**DATA EXTRACT:**
BEGIN
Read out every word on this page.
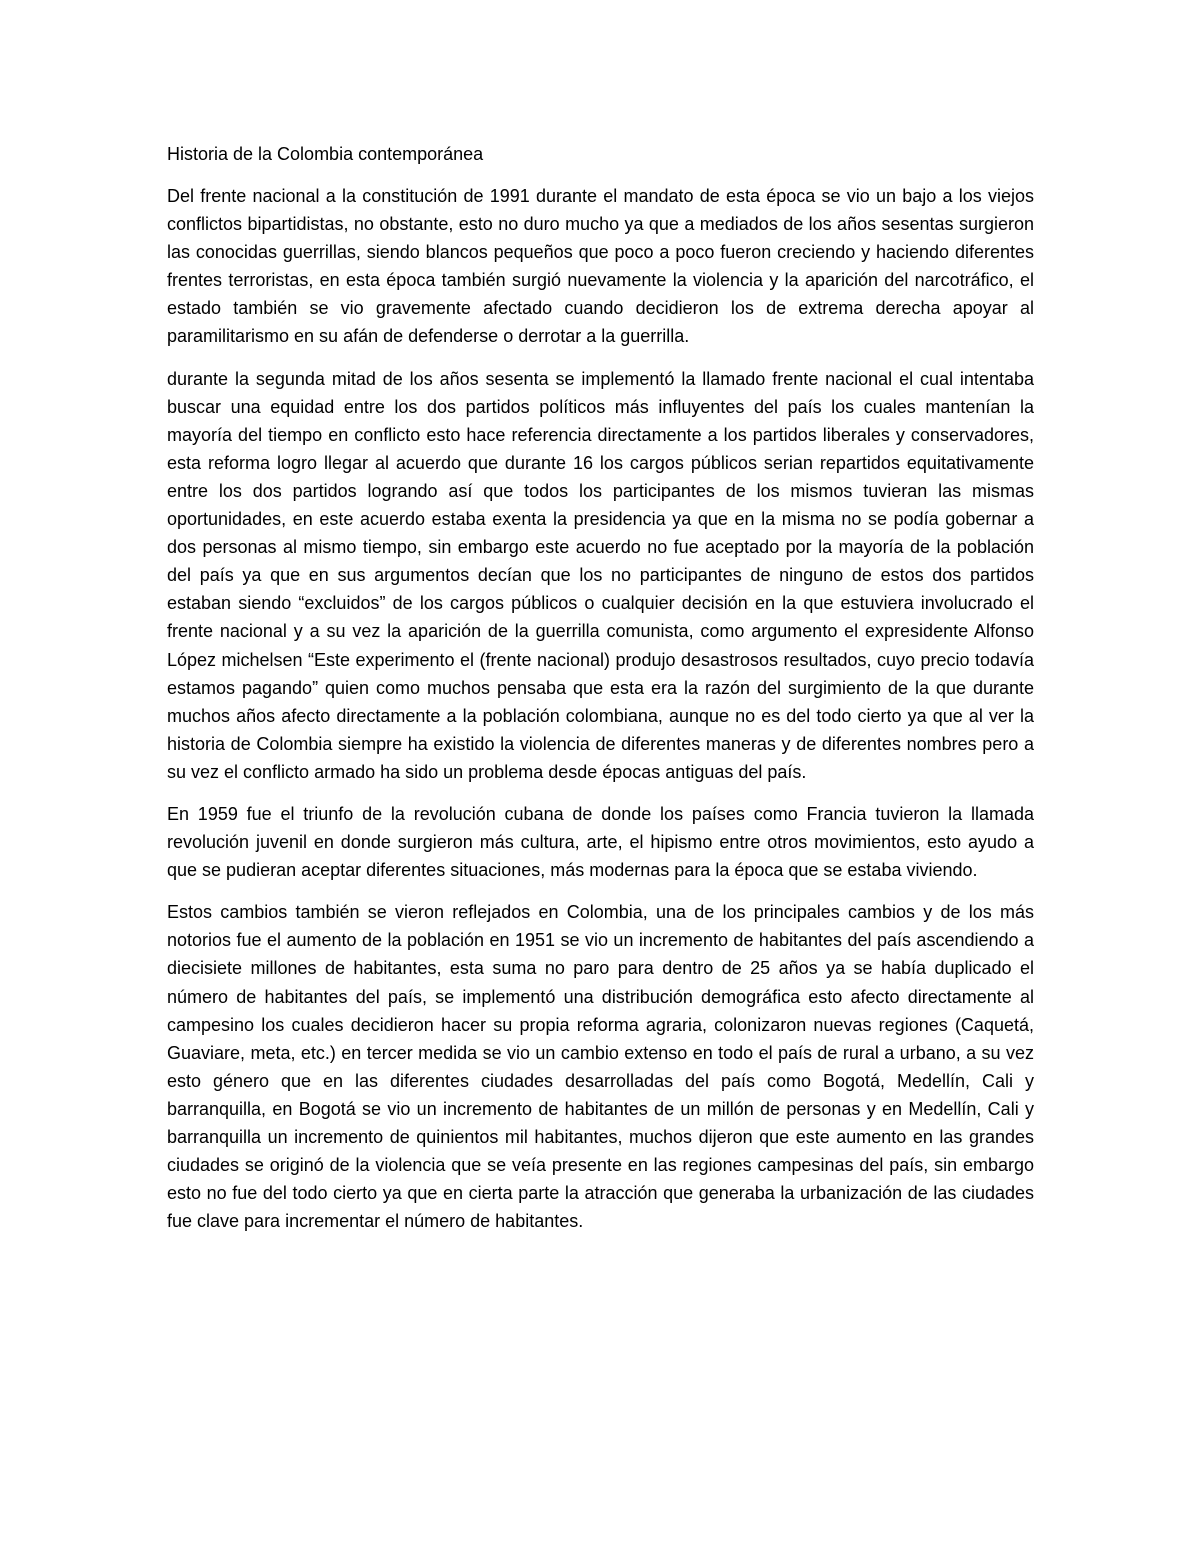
Historia de la Colombia contemporánea

Del frente nacional a la constitución de 1991 durante el mandato de esta época se vio un bajo a los viejos conflictos bipartidistas, no obstante, esto no duro mucho ya que a mediados de los años sesentas surgieron las conocidas guerrillas, siendo blancos pequeños que poco a poco fueron creciendo y haciendo diferentes frentes terroristas, en esta época también surgió nuevamente la violencia y la aparición del narcotráfico, el estado también se vio gravemente afectado cuando decidieron los de extrema derecha apoyar al paramilitarismo en su afán de defenderse o derrotar a la guerrilla.

durante la segunda mitad de los años sesenta se implementó la llamado frente nacional el cual intentaba buscar una equidad entre los dos partidos políticos más influyentes del país los cuales mantenían la mayoría del tiempo en conflicto esto hace referencia directamente a los partidos liberales y conservadores, esta reforma logro llegar al acuerdo que durante 16 los cargos públicos serian repartidos equitativamente entre los dos partidos logrando así que todos los participantes de los mismos tuvieran las mismas oportunidades, en este acuerdo estaba exenta la presidencia ya que en la misma no se podía gobernar a dos personas al mismo tiempo, sin embargo este acuerdo no fue aceptado por la mayoría de la población del país ya que en sus argumentos decían que los no participantes de ninguno de estos dos partidos estaban siendo “excluidos” de los cargos públicos o cualquier decisión en la que estuviera involucrado el frente nacional y a su vez la aparición de la guerrilla comunista, como argumento el expresidente Alfonso López michelsen “Este experimento el (frente nacional) produjo desastrosos resultados, cuyo precio todavía estamos pagando” quien como muchos pensaba que esta era la razón del surgimiento de la que durante muchos años afecto directamente a la población colombiana, aunque no es del todo cierto ya que al ver la historia de Colombia siempre ha existido la violencia de diferentes maneras y de diferentes nombres pero a su vez el conflicto armado ha sido un problema desde épocas antiguas del país.

En 1959 fue el triunfo de la revolución cubana de donde los países como Francia tuvieron la llamada revolución juvenil en donde surgieron más cultura, arte, el hipismo entre otros movimientos, esto ayudo a que se pudieran aceptar diferentes situaciones, más modernas para la época que se estaba viviendo.

Estos cambios también se vieron reflejados en Colombia, una de los principales cambios y de los más notorios fue el aumento de la población en 1951 se vio un incremento de habitantes del país ascendiendo a diecisiete millones de habitantes, esta suma no paro para dentro de 25 años ya se había duplicado el número de habitantes del país, se implementó una distribución demográfica esto afecto directamente al campesino los cuales decidieron hacer su propia reforma agraria, colonizaron nuevas regiones (Caquetá, Guaviare, meta, etc.) en tercer medida se vio un cambio extenso en todo el país de rural a urbano, a su vez esto género que en las diferentes ciudades desarrolladas del país como Bogotá, Medellín, Cali y barranquilla, en Bogotá se vio un incremento de habitantes de un millón de personas y en Medellín, Cali y barranquilla un incremento de quinientos mil habitantes, muchos dijeron que este aumento en las grandes ciudades se originó de la violencia que se veía presente en las regiones campesinas del país, sin embargo esto no fue del todo cierto ya que en cierta parte la atracción que generaba la urbanización de las ciudades fue clave para incrementar el número de habitantes.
END
**EXERCISE TASK:** An exact transcription of all the entries is required, without the pictures.

**SOLUTION:**
Read out every word on this page.
Historia de la Colombia contemporánea

Del frente nacional a la constitución de 1991 durante el mandato de esta época se vio un bajo a los viejos conflictos bipartidistas, no obstante, esto no duro mucho ya que a mediados de los años sesentas surgieron las conocidas guerrillas, siendo blancos pequeños que poco a poco fueron creciendo y haciendo diferentes frentes terroristas, en esta época también surgió nuevamente la violencia y la aparición del narcotráfico, el estado también se vio gravemente afectado cuando decidieron los de extrema derecha apoyar al paramilitarismo en su afán de defenderse o derrotar a la guerrilla.

durante la segunda mitad de los años sesenta se implementó la llamado frente nacional el cual intentaba buscar una equidad entre los dos partidos políticos más influyentes del país los cuales mantenían la mayoría del tiempo en conflicto esto hace referencia directamente a los partidos liberales y conservadores, esta reforma logro llegar al acuerdo que durante 16 los cargos públicos serian repartidos equitativamente entre los dos partidos logrando así que todos los participantes de los mismos tuvieran las mismas oportunidades, en este acuerdo estaba exenta la presidencia ya que en la misma no se podía gobernar a dos personas al mismo tiempo, sin embargo este acuerdo no fue aceptado por la mayoría de la población del país ya que en sus argumentos decían que los no participantes de ninguno de estos dos partidos estaban siendo “excluidos” de los cargos públicos o cualquier decisión en la que estuviera involucrado el frente nacional y a su vez la aparición de la guerrilla comunista, como argumento el expresidente Alfonso López michelsen “Este experimento el (frente nacional) produjo desastrosos resultados, cuyo precio todavía estamos pagando” quien como muchos pensaba que esta era la razón del surgimiento de la que durante muchos años afecto directamente a la población colombiana, aunque no es del todo cierto ya que al ver la historia de Colombia siempre ha existido la violencia de diferentes maneras y de diferentes nombres pero a su vez el conflicto armado ha sido un problema desde épocas antiguas del país.

En 1959 fue el triunfo de la revolución cubana de donde los países como Francia tuvieron la llamada revolución juvenil en donde surgieron más cultura, arte, el hipismo entre otros movimientos, esto ayudo a que se pudieran aceptar diferentes situaciones, más modernas para la época que se estaba viviendo.

Estos cambios también se vieron reflejados en Colombia, una de los principales cambios y de los más notorios fue el aumento de la población en 1951 se vio un incremento de habitantes del país ascendiendo a diecisiete millones de habitantes, esta suma no paro para dentro de 25 años ya se había duplicado el número de habitantes del país, se implementó una distribución demográfica esto afecto directamente al campesino los cuales decidieron hacer su propia reforma agraria, colonizaron nuevas regiones (Caquetá, Guaviare, meta, etc.) en tercer medida se vio un cambio extenso en todo el país de rural a urbano, a su vez esto género que en las diferentes ciudades desarrolladas del país como Bogotá, Medellín, Cali y barranquilla, en Bogotá se vio un incremento de habitantes de un millón de personas y en Medellín, Cali y barranquilla un incremento de quinientos mil habitantes, muchos dijeron que este aumento en las grandes ciudades se originó de la violencia que se veía presente en las regiones campesinas del país, sin embargo esto no fue del todo cierto ya que en cierta parte la atracción que generaba la urbanización de las ciudades fue clave para incrementar el número de habitantes.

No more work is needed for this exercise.